Description of the task: Repeat the data that follows, word for word, without the images.
## start Data for this exercise
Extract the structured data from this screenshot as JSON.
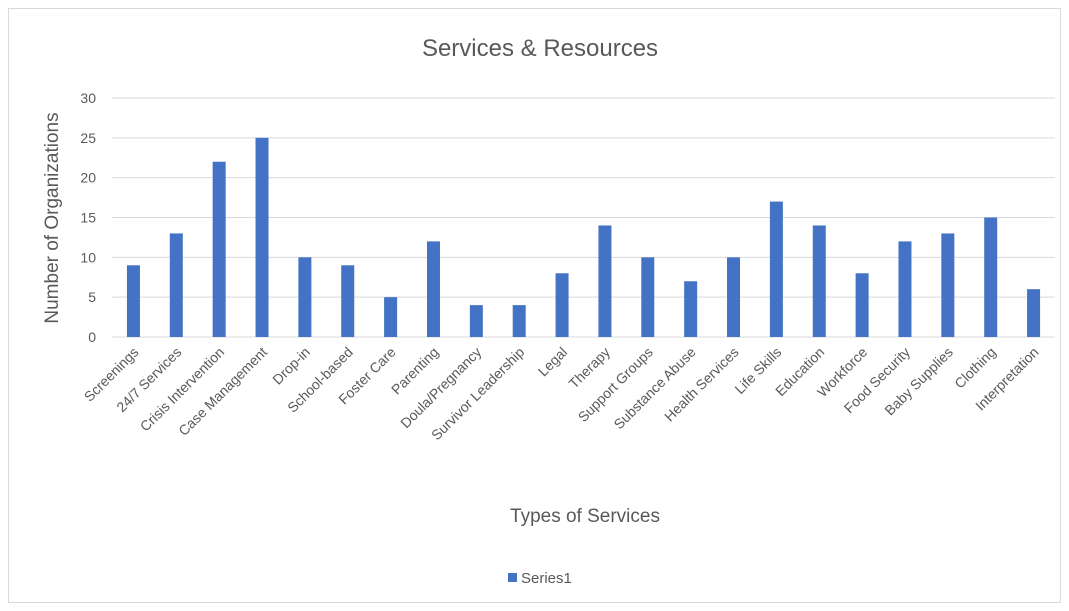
{
  "chart_data": {
    "type": "bar",
    "title": "Services & Resources",
    "xlabel": "Types of Services",
    "ylabel": "Number of Organizations",
    "ylim": [
      0,
      30
    ],
    "yticks": [
      0,
      5,
      10,
      15,
      20,
      25,
      30
    ],
    "grid": true,
    "legend_position": "bottom",
    "categories": [
      "Screenings",
      "24/7 Services",
      "Crisis Intervention",
      "Case Management",
      "Drop-in",
      "School-based",
      "Foster Care",
      "Parenting",
      "Doula/Pregnancy",
      "Survivor Leadership",
      "Legal",
      "Therapy",
      "Support Groups",
      "Substance Abuse",
      "Health Services",
      "Life Skills",
      "Education",
      "Workforce",
      "Food Security",
      "Baby Supplies",
      "Clothing",
      "Interpretation"
    ],
    "series": [
      {
        "name": "Series1",
        "color": "#4472c4",
        "values": [
          9,
          13,
          22,
          25,
          10,
          9,
          5,
          12,
          4,
          4,
          8,
          14,
          10,
          7,
          10,
          17,
          14,
          8,
          12,
          13,
          15,
          6
        ]
      }
    ]
  }
}
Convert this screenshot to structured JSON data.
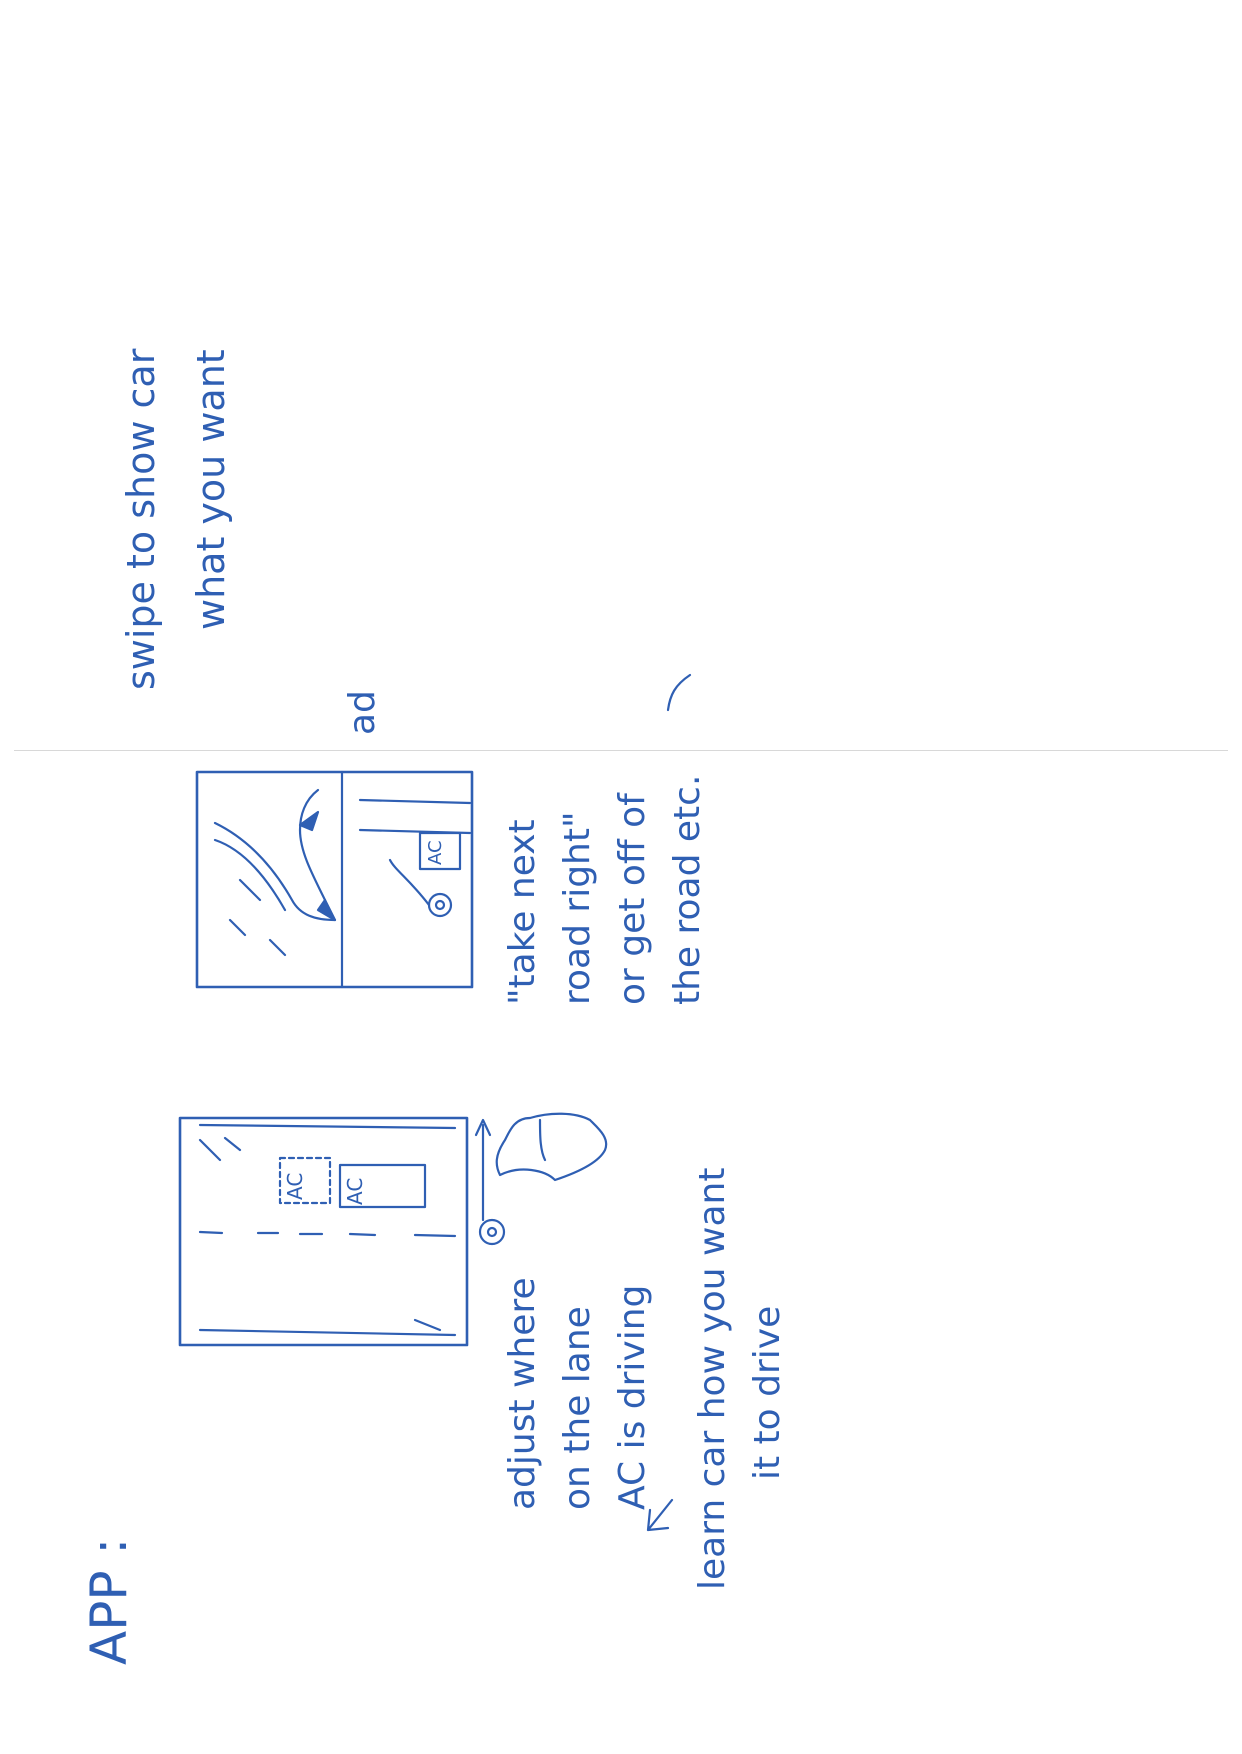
## end Data for this exercise
Output of the exercise:
Extract the structured data from this screenshot as JSON.
{
  "chart_data": {
    "type": "bar",
    "title": "Services & Resources",
    "xlabel": "Types of Services",
    "ylabel": "Number of Organizations",
    "ylim": [
      0,
      30
    ],
    "yticks": [
      0,
      5,
      10,
      15,
      20,
      25,
      30
    ],
    "grid": true,
    "legend_position": "bottom",
    "categories": [
      "Screenings",
      "24/7 Services",
      "Crisis Intervention",
      "Case Management",
      "Drop-in",
      "School-based",
      "Foster Care",
      "Parenting",
      "Doula/Pregnancy",
      "Survivor Leadership",
      "Legal",
      "Therapy",
      "Support Groups",
      "Substance Abuse",
      "Health Services",
      "Life Skills",
      "Education",
      "Workforce",
      "Food Security",
      "Baby Supplies",
      "Clothing",
      "Interpretation"
    ],
    "series": [
      {
        "name": "Series1",
        "color": "#4472c4",
        "values": [
          9,
          13,
          22,
          25,
          10,
          9,
          5,
          12,
          4,
          4,
          8,
          14,
          10,
          7,
          10,
          17,
          14,
          8,
          12,
          13,
          15,
          6
        ]
      }
    ]
  }
}
Convert this screenshot to structured JSON data.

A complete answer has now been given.